**THE PROBLEM**: In the listing below, pick out lines with "Quantity".

**MATERIAL SHOWN**:
==================================================
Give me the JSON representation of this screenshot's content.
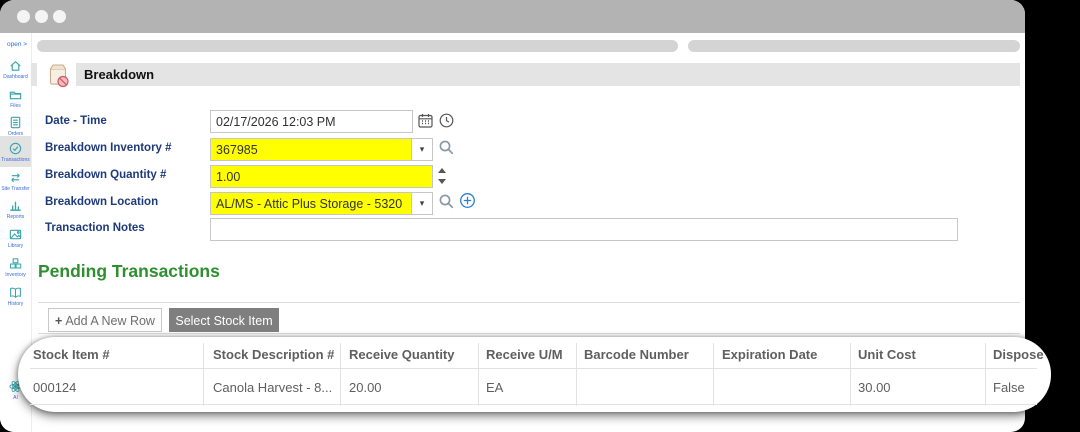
{
  "window": {
    "titlebar_color": "#b3b3b3"
  },
  "sidebar": {
    "open_label": "open >",
    "items": [
      {
        "label": "Dashboard",
        "icon": "home-icon"
      },
      {
        "label": "Files",
        "icon": "folder-icon"
      },
      {
        "label": "Orders",
        "icon": "document-icon"
      },
      {
        "label": "Transactions",
        "icon": "check-circle-icon",
        "active": true
      },
      {
        "label": "Site Transfer",
        "icon": "transfer-arrows-icon"
      },
      {
        "label": "Reports",
        "icon": "bar-chart-icon"
      },
      {
        "label": "Library",
        "icon": "image-icon"
      },
      {
        "label": "Inventory",
        "icon": "boxes-icon"
      },
      {
        "label": "History",
        "icon": "book-icon"
      }
    ],
    "ai_label": "AI"
  },
  "header": {
    "title": "Breakdown",
    "icon": "package-bag-icon"
  },
  "form": {
    "fields": [
      {
        "label": "Date - Time",
        "value": "02/17/2026 12:03 PM",
        "highlight": false
      },
      {
        "label": "Breakdown Inventory #",
        "value": "367985",
        "highlight": true
      },
      {
        "label": "Breakdown Quantity #",
        "value": "1.00",
        "highlight": true
      },
      {
        "label": "Breakdown Location",
        "value": "AL/MS - Attic Plus Storage - 5320",
        "highlight": true
      },
      {
        "label": "Transaction Notes",
        "value": "",
        "highlight": false
      }
    ],
    "highlight_color": "#ffff00"
  },
  "pending": {
    "heading": "Pending Transactions",
    "heading_color": "#2e8f2e",
    "add_row_label": "Add A New Row",
    "add_row_plus": "+",
    "select_stock_label": "Select Stock Item",
    "select_stock_bg": "#7f7f7f"
  },
  "table": {
    "columns": [
      "Stock Item #",
      "Stock Description #",
      "Receive Quantity",
      "Receive U/M",
      "Barcode Number",
      "Expiration Date",
      "Unit Cost",
      "Dispose"
    ],
    "rows": [
      [
        "000124",
        "Canola Harvest - 8...",
        "20.00",
        "EA",
        "",
        "",
        "30.00",
        "False"
      ]
    ]
  },
  "glyphs": {
    "dropdown_caret": "▾"
  }
}
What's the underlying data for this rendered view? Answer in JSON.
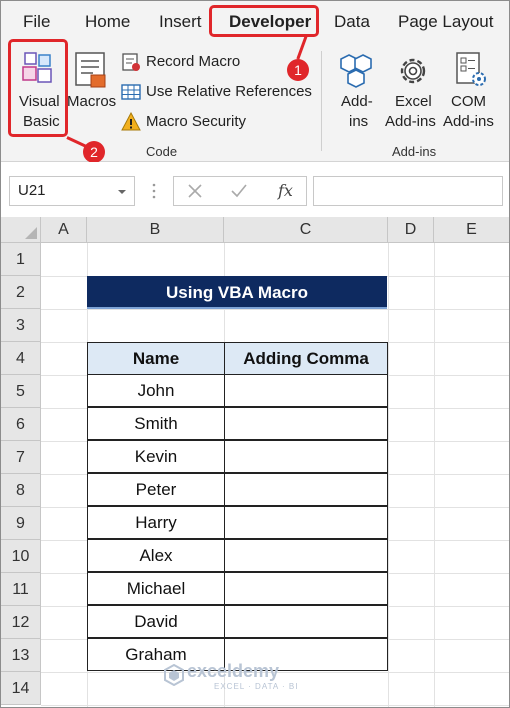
{
  "ribbon_tabs": [
    "File",
    "Home",
    "Insert",
    "Developer",
    "Data",
    "Page Layout"
  ],
  "active_tab": "Developer",
  "code_group": {
    "visual_basic_line1": "Visual",
    "visual_basic_line2": "Basic",
    "macros": "Macros",
    "record_macro": "Record Macro",
    "relative_refs": "Use Relative References",
    "macro_security": "Macro Security",
    "label": "Code"
  },
  "addins_group": {
    "addins_line1": "Add-",
    "addins_line2": "ins",
    "excel_line1": "Excel",
    "excel_line2": "Add-ins",
    "com_line1": "COM",
    "com_line2": "Add-ins",
    "label": "Add-ins"
  },
  "badges": {
    "developer_step": "1",
    "visual_basic_step": "2"
  },
  "formula_bar": {
    "name_box": "U21",
    "fx": "fx",
    "formula": ""
  },
  "columns": [
    "A",
    "B",
    "C",
    "D",
    "E"
  ],
  "rows": [
    "1",
    "2",
    "3",
    "4",
    "5",
    "6",
    "7",
    "8",
    "9",
    "10",
    "11",
    "12",
    "13",
    "14"
  ],
  "sheet": {
    "title": "Using VBA Macro",
    "headers": [
      "Name",
      "Adding Comma"
    ],
    "names": [
      "John",
      "Smith",
      "Kevin",
      "Peter",
      "Harry",
      "Alex",
      "Michael",
      "David",
      "Graham"
    ],
    "comma_values": [
      "",
      "",
      "",
      "",
      "",
      "",
      "",
      "",
      ""
    ]
  },
  "watermark": {
    "brand": "exceldemy",
    "tagline": "EXCEL · DATA · BI"
  },
  "colors": {
    "accent_red": "#e0262a",
    "title_fill": "#0e2a60",
    "header_fill": "#dde9f5"
  }
}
==================================================
**SOLVED PROBLEM**:
        "label": "Breakdown Quantity #",
      "Receive Quantity",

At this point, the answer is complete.